In the listing below, locate the lines that hold "true" and copy them.

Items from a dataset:
□ □ □ □
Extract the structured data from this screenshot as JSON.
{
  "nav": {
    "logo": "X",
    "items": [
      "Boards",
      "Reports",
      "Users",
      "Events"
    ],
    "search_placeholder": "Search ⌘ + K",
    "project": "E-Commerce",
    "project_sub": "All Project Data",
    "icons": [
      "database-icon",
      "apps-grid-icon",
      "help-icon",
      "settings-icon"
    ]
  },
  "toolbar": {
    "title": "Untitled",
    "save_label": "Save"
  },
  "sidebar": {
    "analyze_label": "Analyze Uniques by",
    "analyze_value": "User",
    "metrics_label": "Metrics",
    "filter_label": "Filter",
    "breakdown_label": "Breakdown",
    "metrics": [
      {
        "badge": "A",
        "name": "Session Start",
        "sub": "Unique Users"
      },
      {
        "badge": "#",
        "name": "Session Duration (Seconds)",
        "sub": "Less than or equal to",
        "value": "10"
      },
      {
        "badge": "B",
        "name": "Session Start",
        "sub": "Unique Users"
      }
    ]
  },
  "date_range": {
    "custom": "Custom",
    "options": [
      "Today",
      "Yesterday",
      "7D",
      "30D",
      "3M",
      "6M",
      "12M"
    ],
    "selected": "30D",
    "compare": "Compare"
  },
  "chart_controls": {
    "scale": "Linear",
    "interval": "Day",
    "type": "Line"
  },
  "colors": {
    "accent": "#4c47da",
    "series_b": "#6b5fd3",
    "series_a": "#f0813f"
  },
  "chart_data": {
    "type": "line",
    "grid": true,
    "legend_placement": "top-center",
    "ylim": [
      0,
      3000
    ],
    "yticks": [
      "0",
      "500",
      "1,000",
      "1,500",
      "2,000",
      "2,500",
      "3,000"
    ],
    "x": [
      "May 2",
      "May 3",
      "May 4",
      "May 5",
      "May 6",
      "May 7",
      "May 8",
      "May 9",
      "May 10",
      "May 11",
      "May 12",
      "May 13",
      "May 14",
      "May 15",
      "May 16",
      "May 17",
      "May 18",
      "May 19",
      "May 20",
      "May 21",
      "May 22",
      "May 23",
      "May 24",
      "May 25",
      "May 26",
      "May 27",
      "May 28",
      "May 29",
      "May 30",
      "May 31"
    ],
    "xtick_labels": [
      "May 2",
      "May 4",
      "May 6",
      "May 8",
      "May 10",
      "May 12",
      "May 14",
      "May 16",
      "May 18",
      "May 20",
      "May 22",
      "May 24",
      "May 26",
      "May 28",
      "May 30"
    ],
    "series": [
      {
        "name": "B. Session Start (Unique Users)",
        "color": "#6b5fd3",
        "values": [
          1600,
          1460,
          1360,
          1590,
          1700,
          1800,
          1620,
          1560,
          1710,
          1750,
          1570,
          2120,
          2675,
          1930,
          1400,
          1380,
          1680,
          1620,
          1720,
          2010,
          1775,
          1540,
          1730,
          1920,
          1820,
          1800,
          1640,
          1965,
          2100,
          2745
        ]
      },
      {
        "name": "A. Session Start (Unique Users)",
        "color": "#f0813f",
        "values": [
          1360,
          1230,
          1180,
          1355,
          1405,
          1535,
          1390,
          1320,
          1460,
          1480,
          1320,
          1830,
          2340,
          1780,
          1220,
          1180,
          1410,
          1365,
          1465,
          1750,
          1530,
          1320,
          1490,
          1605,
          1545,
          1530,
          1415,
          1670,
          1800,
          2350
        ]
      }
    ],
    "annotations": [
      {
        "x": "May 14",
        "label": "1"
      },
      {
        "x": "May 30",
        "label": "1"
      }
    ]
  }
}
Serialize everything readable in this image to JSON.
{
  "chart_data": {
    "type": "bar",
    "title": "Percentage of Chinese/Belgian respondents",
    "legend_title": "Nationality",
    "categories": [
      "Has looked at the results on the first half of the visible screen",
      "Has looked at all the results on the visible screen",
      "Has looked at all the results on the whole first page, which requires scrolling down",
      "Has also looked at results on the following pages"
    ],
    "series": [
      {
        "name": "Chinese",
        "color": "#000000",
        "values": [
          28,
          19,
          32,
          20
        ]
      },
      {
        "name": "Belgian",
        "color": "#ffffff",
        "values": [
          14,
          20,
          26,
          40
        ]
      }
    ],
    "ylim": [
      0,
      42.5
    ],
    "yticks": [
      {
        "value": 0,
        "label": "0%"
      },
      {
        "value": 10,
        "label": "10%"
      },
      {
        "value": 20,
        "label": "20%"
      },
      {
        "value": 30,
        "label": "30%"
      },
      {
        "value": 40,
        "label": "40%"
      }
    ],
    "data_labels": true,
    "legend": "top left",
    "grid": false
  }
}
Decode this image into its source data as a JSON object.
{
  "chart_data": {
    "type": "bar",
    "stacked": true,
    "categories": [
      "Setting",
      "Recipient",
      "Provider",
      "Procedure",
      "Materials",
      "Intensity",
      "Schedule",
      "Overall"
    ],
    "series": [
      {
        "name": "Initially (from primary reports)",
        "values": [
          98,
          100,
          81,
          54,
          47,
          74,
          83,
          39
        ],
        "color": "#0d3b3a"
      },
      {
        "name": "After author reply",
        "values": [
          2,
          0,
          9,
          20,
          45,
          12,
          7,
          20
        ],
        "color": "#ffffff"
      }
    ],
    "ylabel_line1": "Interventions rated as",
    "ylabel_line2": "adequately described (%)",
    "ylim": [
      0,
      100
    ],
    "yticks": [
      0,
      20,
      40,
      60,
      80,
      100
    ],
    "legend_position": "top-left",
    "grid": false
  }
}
□ □ □ □
* [TASK SOLUTION]:
    "grid": true,
    "data_labels": true,
    "stacked": true,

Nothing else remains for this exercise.